— Begin Provided data —

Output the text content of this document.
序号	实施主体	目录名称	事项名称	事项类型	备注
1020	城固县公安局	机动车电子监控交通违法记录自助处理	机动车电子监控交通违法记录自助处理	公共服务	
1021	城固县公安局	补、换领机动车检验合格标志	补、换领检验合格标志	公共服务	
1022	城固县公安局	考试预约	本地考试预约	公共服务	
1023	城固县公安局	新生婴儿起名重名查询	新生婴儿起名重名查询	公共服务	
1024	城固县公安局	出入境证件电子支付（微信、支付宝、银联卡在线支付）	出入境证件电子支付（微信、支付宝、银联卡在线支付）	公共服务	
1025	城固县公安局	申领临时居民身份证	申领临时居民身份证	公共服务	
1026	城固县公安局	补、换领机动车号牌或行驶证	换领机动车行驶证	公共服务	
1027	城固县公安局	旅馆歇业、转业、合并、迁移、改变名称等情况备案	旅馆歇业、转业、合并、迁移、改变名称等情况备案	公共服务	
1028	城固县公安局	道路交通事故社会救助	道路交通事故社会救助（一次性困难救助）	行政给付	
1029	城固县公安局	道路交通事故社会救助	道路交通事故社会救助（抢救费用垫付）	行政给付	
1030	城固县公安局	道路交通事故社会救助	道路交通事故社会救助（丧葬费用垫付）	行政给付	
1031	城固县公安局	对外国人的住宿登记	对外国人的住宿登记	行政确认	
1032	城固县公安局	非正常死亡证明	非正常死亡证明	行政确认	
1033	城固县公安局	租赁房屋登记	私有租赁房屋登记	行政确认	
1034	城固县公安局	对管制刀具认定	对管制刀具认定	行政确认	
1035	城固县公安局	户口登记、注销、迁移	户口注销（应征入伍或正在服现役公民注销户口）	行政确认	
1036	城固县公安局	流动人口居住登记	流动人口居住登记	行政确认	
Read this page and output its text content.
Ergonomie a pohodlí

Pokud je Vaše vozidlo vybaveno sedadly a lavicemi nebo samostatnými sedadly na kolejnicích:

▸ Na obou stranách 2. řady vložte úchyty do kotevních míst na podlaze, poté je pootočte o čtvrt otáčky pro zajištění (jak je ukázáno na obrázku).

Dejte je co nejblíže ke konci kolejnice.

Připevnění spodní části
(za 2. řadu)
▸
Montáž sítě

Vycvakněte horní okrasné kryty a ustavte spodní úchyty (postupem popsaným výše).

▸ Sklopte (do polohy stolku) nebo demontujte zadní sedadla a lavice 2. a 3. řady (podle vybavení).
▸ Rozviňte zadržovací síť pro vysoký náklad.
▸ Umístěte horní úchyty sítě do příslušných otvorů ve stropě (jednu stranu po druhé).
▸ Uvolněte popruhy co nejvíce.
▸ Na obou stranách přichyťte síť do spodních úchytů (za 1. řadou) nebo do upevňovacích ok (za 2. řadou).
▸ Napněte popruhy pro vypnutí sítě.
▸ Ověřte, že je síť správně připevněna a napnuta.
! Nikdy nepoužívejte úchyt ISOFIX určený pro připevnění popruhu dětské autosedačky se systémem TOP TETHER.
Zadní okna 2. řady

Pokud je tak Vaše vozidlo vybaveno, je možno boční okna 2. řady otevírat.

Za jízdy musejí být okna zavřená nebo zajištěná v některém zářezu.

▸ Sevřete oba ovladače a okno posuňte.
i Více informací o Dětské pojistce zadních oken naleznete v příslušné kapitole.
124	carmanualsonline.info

— End Provided data —

What is expected ▸ Copy every record exactly, with nothing added or dropped.

Output ▸
Output the text content of this document.
序号	实施主体	目录名称	事项名称	事项类型	备注
1020	城固县公安局	机动车电子监控交通违法记录自助处理	机动车电子监控交通违法记录自助处理	公共服务	
1021	城固县公安局	补、换领机动车检验合格标志	补、换领检验合格标志	公共服务	
1022	城固县公安局	考试预约	本地考试预约	公共服务	
1023	城固县公安局	新生婴儿起名重名查询	新生婴儿起名重名查询	公共服务	
1024	城固县公安局	出入境证件电子支付（微信、支付宝、银联卡在线支付）	出入境证件电子支付（微信、支付宝、银联卡在线支付）	公共服务	
1025	城固县公安局	申领临时居民身份证	申领临时居民身份证	公共服务	
1026	城固县公安局	补、换领机动车号牌或行驶证	换领机动车行驶证	公共服务	
1027	城固县公安局	旅馆歇业、转业、合并、迁移、改变名称等情况备案	旅馆歇业、转业、合并、迁移、改变名称等情况备案	公共服务	
1028	城固县公安局	道路交通事故社会救助	道路交通事故社会救助（一次性困难救助）	行政给付	
1029	城固县公安局	道路交通事故社会救助	道路交通事故社会救助（抢救费用垫付）	行政给付	
1030	城固县公安局	道路交通事故社会救助	道路交通事故社会救助（丧葬费用垫付）	行政给付	
1031	城固县公安局	对外国人的住宿登记	对外国人的住宿登记	行政确认	
1032	城固县公安局	非正常死亡证明	非正常死亡证明	行政确认	
1033	城固县公安局	租赁房屋登记	私有租赁房屋登记	行政确认	
1034	城固县公安局	对管制刀具认定	对管制刀具认定	行政确认	
1035	城固县公安局	户口登记、注销、迁移	户口注销（应征入伍或正在服现役公民注销户口）	行政确认	
1036	城固县公安局	流动人口居住登记	流动人口居住登记	行政确认	
Read this page and output its text content.
Ergonomie a pohodlí

Pokud je Vaše vozidlo vybaveno sedadly a lavicemi nebo samostatnými sedadly na kolejnicích:

▸ Na obou stranách 2. řady vložte úchyty do kotevních míst na podlaze, poté je pootočte o čtvrt otáčky pro zajištění (jak je ukázáno na obrázku).

Dejte je co nejblíže ke konci kolejnice.

Připevnění spodní části
(za 2. řadu)
▸
Montáž sítě

Vycvakněte horní okrasné kryty a ustavte spodní úchyty (postupem popsaným výše).

▸ Sklopte (do polohy stolku) nebo demontujte zadní sedadla a lavice 2. a 3. řady (podle vybavení).
▸ Rozviňte zadržovací síť pro vysoký náklad.
▸ Umístěte horní úchyty sítě do příslušných otvorů ve stropě (jednu stranu po druhé).
▸ Uvolněte popruhy co nejvíce.
▸ Na obou stranách přichyťte síť do spodních úchytů (za 1. řadou) nebo do upevňovacích ok (za 2. řadou).
▸ Napněte popruhy pro vypnutí sítě.
▸ Ověřte, že je síť správně připevněna a napnuta.
! Nikdy nepoužívejte úchyt ISOFIX určený pro připevnění popruhu dětské autosedačky se systémem TOP TETHER.
Zadní okna 2. řady

Pokud je tak Vaše vozidlo vybaveno, je možno boční okna 2. řady otevírat.

Za jízdy musejí být okna zavřená nebo zajištěná v některém zářezu.

▸ Sevřete oba ovladače a okno posuňte.
i Více informací o Dětské pojistce zadních oken naleznete v příslušné kapitole.
124	carmanualsonline.info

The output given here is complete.